* Records shown:

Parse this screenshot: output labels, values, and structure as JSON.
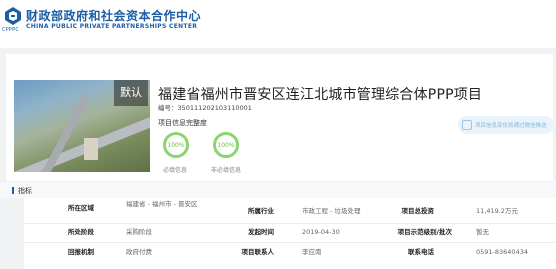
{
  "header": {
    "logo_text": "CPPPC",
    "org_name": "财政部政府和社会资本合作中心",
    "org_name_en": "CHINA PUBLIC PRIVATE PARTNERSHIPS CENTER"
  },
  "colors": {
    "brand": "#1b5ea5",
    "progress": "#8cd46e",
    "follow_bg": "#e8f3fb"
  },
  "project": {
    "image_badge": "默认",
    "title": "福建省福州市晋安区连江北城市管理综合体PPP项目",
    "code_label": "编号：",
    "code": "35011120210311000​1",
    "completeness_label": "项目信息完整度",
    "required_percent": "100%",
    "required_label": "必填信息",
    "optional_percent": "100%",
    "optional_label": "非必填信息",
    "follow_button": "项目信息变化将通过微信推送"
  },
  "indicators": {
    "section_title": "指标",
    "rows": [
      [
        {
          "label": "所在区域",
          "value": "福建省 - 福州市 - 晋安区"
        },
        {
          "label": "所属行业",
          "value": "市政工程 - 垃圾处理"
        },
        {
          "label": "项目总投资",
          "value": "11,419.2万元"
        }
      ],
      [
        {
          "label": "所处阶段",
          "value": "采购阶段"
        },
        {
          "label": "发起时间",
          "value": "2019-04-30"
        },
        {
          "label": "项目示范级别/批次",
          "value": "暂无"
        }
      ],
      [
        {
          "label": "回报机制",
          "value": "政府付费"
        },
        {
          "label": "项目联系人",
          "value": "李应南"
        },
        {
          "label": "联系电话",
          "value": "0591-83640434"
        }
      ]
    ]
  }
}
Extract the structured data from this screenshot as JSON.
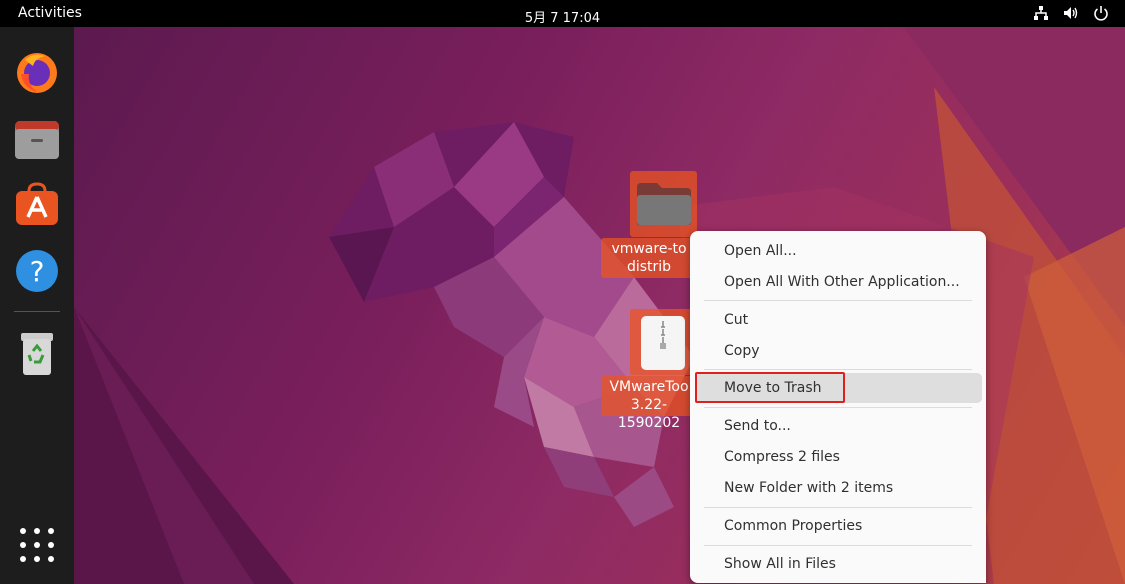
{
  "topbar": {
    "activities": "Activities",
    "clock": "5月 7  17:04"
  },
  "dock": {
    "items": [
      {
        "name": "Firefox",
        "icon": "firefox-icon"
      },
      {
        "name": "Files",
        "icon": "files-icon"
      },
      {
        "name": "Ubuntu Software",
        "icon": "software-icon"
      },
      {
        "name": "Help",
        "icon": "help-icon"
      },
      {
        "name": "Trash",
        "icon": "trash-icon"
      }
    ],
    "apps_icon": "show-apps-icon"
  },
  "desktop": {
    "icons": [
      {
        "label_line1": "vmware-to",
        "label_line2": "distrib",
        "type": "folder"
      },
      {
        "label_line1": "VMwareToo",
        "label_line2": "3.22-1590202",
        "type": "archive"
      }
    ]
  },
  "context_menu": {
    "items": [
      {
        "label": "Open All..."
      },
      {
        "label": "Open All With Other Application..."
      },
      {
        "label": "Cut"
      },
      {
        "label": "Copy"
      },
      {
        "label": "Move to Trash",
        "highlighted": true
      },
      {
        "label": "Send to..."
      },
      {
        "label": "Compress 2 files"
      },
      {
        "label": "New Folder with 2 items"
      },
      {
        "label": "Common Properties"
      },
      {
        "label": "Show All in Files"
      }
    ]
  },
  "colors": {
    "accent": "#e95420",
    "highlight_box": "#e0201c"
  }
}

* Task goal: Say, as a number only, how many lines of the data contain "Open".

* Written reply: 2